▶ _What to work on_: Sift the listing for lines that hold the string "apparatus" and pull them out.

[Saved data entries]
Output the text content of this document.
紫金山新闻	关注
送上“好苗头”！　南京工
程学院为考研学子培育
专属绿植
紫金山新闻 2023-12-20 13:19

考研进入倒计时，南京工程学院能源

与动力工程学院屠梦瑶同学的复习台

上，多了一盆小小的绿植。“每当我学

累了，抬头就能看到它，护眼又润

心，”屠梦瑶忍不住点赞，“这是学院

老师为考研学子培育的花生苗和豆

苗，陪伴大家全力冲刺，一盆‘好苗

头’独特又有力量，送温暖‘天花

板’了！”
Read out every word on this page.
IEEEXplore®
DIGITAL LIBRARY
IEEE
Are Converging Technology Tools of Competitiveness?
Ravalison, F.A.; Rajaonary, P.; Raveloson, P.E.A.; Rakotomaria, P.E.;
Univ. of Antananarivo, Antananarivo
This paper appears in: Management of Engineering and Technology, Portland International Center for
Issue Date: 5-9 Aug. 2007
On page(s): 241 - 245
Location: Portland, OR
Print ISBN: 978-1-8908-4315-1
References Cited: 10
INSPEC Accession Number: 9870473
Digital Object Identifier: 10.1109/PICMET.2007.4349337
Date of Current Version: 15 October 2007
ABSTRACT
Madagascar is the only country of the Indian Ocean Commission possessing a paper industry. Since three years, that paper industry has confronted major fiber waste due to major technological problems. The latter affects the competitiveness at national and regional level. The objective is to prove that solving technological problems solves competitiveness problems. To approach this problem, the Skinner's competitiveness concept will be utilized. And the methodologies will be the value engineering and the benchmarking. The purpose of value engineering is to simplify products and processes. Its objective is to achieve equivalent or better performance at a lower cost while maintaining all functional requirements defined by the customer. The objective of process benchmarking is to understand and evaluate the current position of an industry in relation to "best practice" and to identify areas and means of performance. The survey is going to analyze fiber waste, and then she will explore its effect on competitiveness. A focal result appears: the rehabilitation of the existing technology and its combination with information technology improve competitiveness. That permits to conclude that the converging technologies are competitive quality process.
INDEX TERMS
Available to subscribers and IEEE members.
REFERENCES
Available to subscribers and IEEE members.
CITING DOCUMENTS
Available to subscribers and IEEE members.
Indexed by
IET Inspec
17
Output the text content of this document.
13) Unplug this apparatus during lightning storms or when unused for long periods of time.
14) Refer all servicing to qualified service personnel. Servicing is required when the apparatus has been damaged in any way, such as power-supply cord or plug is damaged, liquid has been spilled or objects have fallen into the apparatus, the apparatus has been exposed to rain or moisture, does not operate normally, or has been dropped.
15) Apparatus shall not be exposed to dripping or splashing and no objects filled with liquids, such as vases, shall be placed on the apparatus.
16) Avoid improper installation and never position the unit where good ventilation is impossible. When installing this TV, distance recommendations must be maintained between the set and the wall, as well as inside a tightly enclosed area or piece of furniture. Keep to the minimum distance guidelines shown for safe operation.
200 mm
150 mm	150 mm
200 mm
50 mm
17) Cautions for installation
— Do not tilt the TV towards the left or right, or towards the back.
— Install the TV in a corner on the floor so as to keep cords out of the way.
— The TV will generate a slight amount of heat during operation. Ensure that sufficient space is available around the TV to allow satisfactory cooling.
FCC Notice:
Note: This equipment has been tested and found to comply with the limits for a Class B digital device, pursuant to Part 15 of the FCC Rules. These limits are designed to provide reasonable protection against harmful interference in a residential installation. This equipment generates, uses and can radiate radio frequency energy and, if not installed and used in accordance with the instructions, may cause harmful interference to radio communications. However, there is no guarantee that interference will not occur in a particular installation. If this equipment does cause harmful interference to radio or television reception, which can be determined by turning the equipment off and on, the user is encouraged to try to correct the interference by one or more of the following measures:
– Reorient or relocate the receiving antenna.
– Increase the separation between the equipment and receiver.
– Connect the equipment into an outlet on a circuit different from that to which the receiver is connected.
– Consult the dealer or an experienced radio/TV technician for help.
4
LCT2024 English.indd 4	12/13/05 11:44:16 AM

▶ _Solution to this exercise_:
13) Unplug this apparatus during lightning storms or when unused for long periods of time.
14) Refer all servicing to qualified service personnel. Servicing is required when the apparatus has been damaged in any way, such as power-supply cord or plug is damaged, liquid has been spilled or objects have fallen into the apparatus, the apparatus has been exposed to rain or moisture, does not operate normally, or has been dropped.
15) Apparatus shall not be exposed to dripping or splashing and no objects filled with liquids, such as vases, shall be placed on the apparatus.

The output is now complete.